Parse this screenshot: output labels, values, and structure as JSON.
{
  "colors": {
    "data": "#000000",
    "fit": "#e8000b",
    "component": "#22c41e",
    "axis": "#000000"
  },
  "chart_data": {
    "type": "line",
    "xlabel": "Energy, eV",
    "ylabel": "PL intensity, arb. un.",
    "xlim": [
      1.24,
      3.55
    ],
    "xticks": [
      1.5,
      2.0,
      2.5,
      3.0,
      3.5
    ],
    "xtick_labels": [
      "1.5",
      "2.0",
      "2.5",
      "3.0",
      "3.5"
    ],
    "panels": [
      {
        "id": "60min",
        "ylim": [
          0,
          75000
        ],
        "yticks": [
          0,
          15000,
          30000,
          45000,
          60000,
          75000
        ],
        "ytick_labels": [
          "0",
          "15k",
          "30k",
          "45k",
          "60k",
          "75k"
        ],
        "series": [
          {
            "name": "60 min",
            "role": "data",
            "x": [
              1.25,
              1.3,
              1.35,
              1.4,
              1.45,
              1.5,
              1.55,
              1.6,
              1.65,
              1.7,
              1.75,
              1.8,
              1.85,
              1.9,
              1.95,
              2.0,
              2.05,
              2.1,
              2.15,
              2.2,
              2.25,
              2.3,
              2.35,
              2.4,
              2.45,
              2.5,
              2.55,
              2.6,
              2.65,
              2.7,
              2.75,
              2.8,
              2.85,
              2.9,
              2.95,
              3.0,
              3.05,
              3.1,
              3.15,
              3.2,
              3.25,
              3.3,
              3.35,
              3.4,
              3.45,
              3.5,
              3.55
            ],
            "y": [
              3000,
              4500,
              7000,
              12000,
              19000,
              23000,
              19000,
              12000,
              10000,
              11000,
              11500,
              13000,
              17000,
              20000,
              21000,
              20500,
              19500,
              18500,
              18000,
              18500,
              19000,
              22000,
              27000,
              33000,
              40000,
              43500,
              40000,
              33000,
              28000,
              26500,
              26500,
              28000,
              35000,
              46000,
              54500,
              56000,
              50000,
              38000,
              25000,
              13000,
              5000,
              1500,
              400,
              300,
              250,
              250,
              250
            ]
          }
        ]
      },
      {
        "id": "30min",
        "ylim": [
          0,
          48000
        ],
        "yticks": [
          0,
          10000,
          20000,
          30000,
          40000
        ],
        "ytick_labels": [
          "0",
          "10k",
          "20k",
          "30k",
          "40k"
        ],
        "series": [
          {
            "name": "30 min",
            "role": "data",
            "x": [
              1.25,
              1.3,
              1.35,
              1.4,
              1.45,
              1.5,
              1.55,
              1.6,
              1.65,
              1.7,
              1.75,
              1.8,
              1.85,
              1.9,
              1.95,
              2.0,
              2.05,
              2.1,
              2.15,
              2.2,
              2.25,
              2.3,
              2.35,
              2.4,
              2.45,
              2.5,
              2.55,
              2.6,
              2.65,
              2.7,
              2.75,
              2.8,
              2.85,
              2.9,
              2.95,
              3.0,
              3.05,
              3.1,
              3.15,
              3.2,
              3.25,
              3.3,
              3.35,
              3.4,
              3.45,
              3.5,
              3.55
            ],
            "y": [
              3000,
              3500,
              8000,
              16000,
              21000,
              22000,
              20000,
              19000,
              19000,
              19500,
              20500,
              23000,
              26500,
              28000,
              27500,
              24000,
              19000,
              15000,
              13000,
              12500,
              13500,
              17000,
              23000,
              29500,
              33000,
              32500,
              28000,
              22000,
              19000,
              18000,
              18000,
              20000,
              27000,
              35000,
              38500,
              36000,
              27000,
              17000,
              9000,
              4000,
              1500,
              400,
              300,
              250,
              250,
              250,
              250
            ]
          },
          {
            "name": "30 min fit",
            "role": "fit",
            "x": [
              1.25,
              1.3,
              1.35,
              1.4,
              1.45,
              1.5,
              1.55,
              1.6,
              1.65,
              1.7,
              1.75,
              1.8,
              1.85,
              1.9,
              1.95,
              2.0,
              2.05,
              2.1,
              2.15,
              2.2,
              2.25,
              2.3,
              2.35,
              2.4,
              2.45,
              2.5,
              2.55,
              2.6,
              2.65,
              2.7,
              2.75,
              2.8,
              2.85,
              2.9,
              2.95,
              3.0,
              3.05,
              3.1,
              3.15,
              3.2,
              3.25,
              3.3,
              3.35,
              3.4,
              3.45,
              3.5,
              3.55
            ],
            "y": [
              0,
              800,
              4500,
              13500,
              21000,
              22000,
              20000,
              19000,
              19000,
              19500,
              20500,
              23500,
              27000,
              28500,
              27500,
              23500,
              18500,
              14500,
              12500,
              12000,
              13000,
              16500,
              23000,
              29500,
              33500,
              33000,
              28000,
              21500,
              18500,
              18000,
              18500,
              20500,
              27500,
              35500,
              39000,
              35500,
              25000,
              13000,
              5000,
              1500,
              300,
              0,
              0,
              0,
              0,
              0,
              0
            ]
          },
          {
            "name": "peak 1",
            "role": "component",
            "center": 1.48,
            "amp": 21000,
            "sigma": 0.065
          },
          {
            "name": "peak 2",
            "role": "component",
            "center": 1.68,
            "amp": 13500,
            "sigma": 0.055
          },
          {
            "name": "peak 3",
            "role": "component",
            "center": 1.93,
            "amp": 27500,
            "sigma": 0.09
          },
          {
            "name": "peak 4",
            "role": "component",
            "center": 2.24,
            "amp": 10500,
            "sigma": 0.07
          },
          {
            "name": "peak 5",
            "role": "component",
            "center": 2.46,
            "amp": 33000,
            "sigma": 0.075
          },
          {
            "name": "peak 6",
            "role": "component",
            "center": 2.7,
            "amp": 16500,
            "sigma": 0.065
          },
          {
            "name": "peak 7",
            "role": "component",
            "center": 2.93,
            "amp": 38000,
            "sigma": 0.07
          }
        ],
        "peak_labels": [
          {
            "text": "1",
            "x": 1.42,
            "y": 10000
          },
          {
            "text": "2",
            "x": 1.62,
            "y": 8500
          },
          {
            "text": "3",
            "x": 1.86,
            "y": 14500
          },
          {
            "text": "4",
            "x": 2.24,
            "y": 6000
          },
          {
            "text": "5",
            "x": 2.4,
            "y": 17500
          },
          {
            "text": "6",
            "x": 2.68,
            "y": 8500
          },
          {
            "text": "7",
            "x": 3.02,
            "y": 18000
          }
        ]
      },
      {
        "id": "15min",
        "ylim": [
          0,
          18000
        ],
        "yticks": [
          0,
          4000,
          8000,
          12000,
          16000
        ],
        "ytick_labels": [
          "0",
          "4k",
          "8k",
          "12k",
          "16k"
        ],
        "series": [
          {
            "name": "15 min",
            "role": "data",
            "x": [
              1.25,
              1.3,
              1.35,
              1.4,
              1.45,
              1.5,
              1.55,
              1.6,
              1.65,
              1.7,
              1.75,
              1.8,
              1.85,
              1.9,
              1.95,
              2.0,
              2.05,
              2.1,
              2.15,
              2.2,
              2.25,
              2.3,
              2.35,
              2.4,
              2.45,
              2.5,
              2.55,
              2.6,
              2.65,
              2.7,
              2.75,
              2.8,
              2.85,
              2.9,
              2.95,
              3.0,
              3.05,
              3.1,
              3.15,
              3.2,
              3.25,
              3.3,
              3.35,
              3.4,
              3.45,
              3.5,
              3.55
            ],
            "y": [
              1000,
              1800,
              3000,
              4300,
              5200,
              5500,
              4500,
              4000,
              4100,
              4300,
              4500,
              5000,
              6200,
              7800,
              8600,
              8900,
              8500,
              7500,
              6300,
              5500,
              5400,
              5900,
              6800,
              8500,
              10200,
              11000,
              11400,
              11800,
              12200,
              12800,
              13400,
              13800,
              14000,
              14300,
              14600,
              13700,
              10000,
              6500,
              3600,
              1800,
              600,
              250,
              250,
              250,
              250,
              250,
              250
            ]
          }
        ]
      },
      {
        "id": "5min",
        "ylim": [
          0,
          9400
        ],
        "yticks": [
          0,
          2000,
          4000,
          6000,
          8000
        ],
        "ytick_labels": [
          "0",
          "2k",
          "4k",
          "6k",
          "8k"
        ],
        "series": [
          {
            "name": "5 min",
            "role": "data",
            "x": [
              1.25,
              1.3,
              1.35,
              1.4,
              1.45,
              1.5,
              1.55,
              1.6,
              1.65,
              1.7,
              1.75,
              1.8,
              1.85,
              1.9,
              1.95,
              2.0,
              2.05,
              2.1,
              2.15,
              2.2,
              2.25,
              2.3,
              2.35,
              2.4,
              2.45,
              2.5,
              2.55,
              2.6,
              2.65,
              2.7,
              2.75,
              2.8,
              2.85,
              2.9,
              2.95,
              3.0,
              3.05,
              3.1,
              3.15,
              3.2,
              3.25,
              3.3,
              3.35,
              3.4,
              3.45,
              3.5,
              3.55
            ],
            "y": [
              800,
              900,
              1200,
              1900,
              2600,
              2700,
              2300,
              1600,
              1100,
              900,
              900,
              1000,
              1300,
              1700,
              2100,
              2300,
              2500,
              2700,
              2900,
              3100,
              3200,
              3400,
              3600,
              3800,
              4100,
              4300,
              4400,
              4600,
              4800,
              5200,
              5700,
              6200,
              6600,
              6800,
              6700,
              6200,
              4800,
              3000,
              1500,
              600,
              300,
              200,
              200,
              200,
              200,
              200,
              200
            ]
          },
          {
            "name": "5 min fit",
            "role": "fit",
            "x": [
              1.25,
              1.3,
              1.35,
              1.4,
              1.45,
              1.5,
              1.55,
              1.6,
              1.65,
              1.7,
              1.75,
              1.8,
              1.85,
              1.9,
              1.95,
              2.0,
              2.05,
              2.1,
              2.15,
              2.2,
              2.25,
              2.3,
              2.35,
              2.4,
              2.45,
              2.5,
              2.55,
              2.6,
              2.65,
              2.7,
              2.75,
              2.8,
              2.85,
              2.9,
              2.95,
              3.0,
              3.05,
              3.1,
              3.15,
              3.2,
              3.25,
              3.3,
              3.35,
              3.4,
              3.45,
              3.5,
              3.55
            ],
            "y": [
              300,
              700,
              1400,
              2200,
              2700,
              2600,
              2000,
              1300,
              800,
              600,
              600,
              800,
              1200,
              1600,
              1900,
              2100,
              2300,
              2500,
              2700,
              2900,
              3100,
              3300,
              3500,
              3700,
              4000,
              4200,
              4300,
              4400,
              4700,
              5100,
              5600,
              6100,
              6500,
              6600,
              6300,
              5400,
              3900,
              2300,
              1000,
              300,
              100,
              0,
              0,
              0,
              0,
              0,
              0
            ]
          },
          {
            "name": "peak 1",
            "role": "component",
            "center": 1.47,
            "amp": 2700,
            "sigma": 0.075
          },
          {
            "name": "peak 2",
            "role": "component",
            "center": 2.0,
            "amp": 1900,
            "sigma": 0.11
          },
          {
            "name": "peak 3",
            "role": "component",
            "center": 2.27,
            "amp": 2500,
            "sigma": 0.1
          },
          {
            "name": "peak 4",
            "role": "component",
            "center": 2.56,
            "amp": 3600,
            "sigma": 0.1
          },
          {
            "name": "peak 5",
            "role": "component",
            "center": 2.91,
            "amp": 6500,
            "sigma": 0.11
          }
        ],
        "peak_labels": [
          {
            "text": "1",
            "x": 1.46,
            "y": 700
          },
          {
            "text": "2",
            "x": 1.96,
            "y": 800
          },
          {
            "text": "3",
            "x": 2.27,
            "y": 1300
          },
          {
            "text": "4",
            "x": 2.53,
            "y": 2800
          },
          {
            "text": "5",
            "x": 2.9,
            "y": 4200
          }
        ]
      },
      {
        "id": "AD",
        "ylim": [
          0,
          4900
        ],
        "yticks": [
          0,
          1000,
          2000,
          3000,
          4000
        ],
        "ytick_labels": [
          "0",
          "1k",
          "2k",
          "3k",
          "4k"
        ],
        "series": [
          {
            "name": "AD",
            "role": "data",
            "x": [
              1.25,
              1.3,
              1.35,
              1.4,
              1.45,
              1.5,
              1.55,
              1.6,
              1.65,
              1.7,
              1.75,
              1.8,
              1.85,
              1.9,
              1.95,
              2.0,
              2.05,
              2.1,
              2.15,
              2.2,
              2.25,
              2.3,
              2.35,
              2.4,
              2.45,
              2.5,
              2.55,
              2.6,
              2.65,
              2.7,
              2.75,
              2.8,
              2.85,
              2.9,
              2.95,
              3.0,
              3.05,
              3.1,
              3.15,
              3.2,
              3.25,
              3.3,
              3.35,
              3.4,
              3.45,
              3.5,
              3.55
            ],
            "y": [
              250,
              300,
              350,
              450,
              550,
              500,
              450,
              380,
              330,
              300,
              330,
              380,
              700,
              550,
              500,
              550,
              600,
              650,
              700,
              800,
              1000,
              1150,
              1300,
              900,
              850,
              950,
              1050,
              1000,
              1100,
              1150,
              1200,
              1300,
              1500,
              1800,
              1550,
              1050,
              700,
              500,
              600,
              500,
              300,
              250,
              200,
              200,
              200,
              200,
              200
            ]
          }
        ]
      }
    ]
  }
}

What is needed :: Read the entries and pick out all lines that include the word "center".

Task answer ::
            "center": 1.48,
            "center": 1.68,
            "center": 1.93,
            "center": 2.24,
            "center": 2.46,
            "center": 2.7,
            "center": 2.93,
            "center": 1.47,
            "center": 2.0,
            "center": 2.27,
            "center": 2.56,
            "center": 2.91,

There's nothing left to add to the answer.